▶ **WHAT IS NEEDED**: Retype the full set of records. Keep every character identical.

▶ **Stored data**:
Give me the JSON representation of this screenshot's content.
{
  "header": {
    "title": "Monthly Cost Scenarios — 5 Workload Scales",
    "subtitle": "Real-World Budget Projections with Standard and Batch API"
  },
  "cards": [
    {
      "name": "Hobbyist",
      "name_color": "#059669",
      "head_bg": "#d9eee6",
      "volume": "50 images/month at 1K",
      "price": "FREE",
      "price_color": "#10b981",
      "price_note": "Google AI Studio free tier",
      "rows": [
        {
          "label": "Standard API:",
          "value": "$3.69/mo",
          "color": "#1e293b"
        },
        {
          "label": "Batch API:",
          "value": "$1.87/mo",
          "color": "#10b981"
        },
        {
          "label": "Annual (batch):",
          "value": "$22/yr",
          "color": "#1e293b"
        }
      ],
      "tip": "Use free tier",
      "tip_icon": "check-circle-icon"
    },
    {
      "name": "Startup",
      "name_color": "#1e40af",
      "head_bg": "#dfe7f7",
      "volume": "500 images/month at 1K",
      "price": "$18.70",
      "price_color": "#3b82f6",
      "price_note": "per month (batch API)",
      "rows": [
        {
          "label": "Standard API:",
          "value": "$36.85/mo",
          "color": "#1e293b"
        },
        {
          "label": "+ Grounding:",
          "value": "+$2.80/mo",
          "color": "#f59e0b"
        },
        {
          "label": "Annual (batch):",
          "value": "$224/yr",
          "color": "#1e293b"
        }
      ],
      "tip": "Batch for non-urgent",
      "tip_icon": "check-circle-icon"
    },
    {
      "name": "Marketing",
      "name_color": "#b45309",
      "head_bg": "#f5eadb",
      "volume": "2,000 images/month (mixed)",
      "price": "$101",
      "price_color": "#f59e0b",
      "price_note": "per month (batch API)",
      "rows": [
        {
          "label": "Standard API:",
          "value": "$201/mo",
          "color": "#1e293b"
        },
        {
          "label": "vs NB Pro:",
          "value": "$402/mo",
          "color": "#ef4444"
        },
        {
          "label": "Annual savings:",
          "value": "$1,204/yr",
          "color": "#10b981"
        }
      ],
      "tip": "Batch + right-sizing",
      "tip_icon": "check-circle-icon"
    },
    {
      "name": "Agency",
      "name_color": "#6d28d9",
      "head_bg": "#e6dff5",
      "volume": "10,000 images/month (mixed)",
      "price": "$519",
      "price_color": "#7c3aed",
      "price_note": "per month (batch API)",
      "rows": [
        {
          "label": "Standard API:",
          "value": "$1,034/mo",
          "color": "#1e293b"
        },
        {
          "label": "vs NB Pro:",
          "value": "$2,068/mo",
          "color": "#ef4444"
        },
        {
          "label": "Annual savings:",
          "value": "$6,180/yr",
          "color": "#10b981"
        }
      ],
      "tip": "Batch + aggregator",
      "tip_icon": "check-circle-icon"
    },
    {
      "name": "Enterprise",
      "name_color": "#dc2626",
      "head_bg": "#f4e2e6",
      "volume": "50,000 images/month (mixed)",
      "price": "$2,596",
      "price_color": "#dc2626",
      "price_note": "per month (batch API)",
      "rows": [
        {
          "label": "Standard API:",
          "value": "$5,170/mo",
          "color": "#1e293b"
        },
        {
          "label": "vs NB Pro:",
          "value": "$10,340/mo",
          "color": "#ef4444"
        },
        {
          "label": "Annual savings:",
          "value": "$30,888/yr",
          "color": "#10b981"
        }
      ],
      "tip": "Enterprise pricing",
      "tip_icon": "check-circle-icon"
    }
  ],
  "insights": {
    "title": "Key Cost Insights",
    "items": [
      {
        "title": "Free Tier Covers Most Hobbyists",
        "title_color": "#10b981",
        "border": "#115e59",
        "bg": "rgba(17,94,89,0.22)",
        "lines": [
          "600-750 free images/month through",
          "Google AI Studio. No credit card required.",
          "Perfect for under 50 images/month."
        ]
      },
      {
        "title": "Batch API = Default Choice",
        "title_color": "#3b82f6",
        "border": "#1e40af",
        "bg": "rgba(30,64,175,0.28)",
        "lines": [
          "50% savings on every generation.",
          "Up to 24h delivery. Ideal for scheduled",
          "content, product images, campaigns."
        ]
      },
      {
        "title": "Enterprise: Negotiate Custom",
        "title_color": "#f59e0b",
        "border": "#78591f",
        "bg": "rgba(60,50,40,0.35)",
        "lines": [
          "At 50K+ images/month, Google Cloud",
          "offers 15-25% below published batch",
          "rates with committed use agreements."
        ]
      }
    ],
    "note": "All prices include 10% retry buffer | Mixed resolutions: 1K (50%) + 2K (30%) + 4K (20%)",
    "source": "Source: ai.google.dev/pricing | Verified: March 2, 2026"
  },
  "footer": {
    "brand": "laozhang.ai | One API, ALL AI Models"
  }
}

▶ **RESULT**:
Give me the JSON representation of this screenshot's content.
{
  "header": {
    "title": "Monthly Cost Scenarios — 5 Workload Scales",
    "subtitle": "Real-World Budget Projections with Standard and Batch API"
  },
  "cards": [
    {
      "name": "Hobbyist",
      "name_color": "#059669",
      "head_bg": "#d9eee6",
      "volume": "50 images/month at 1K",
      "price": "FREE",
      "price_color": "#10b981",
      "price_note": "Google AI Studio free tier",
      "rows": [
        {
          "label": "Standard API:",
          "value": "$3.69/mo",
          "color": "#1e293b"
        },
        {
          "label": "Batch API:",
          "value": "$1.87/mo",
          "color": "#10b981"
        },
        {
          "label": "Annual (batch):",
          "value": "$22/yr",
          "color": "#1e293b"
        }
      ],
      "tip": "Use free tier",
      "tip_icon": "check-circle-icon"
    },
    {
      "name": "Startup",
      "name_color": "#1e40af",
      "head_bg": "#dfe7f7",
      "volume": "500 images/month at 1K",
      "price": "$18.70",
      "price_color": "#3b82f6",
      "price_note": "per month (batch API)",
      "rows": [
        {
          "label": "Standard API:",
          "value": "$36.85/mo",
          "color": "#1e293b"
        },
        {
          "label": "+ Grounding:",
          "value": "+$2.80/mo",
          "color": "#f59e0b"
        },
        {
          "label": "Annual (batch):",
          "value": "$224/yr",
          "color": "#1e293b"
        }
      ],
      "tip": "Batch for non-urgent",
      "tip_icon": "check-circle-icon"
    },
    {
      "name": "Marketing",
      "name_color": "#b45309",
      "head_bg": "#f5eadb",
      "volume": "2,000 images/month (mixed)",
      "price": "$101",
      "price_color": "#f59e0b",
      "price_note": "per month (batch API)",
      "rows": [
        {
          "label": "Standard API:",
          "value": "$201/mo",
          "color": "#1e293b"
        },
        {
          "label": "vs NB Pro:",
          "value": "$402/mo",
          "color": "#ef4444"
        },
        {
          "label": "Annual savings:",
          "value": "$1,204/yr",
          "color": "#10b981"
        }
      ],
      "tip": "Batch + right-sizing",
      "tip_icon": "check-circle-icon"
    },
    {
      "name": "Agency",
      "name_color": "#6d28d9",
      "head_bg": "#e6dff5",
      "volume": "10,000 images/month (mixed)",
      "price": "$519",
      "price_color": "#7c3aed",
      "price_note": "per month (batch API)",
      "rows": [
        {
          "label": "Standard API:",
          "value": "$1,034/mo",
          "color": "#1e293b"
        },
        {
          "label": "vs NB Pro:",
          "value": "$2,068/mo",
          "color": "#ef4444"
        },
        {
          "label": "Annual savings:",
          "value": "$6,180/yr",
          "color": "#10b981"
        }
      ],
      "tip": "Batch + aggregator",
      "tip_icon": "check-circle-icon"
    },
    {
      "name": "Enterprise",
      "name_color": "#dc2626",
      "head_bg": "#f4e2e6",
      "volume": "50,000 images/month (mixed)",
      "price": "$2,596",
      "price_color": "#dc2626",
      "price_note": "per month (batch API)",
      "rows": [
        {
          "label": "Standard API:",
          "value": "$5,170/mo",
          "color": "#1e293b"
        },
        {
          "label": "vs NB Pro:",
          "value": "$10,340/mo",
          "color": "#ef4444"
        },
        {
          "label": "Annual savings:",
          "value": "$30,888/yr",
          "color": "#10b981"
        }
      ],
      "tip": "Enterprise pricing",
      "tip_icon": "check-circle-icon"
    }
  ],
  "insights": {
    "title": "Key Cost Insights",
    "items": [
      {
        "title": "Free Tier Covers Most Hobbyists",
        "title_color": "#10b981",
        "border": "#115e59",
        "bg": "rgba(17,94,89,0.22)",
        "lines": [
          "600-750 free images/month through",
          "Google AI Studio. No credit card required.",
          "Perfect for under 50 images/month."
        ]
      },
      {
        "title": "Batch API = Default Choice",
        "title_color": "#3b82f6",
        "border": "#1e40af",
        "bg": "rgba(30,64,175,0.28)",
        "lines": [
          "50% savings on every generation.",
          "Up to 24h delivery. Ideal for scheduled",
          "content, product images, campaigns."
        ]
      },
      {
        "title": "Enterprise: Negotiate Custom",
        "title_color": "#f59e0b",
        "border": "#78591f",
        "bg": "rgba(60,50,40,0.35)",
        "lines": [
          "At 50K+ images/month, Google Cloud",
          "offers 15-25% below published batch",
          "rates with committed use agreements."
        ]
      }
    ],
    "note": "All prices include 10% retry buffer | Mixed resolutions: 1K (50%) + 2K (30%) + 4K (20%)",
    "source": "Source: ai.google.dev/pricing | Verified: March 2, 2026"
  },
  "footer": {
    "brand": "laozhang.ai | One API, ALL AI Models"
  }
}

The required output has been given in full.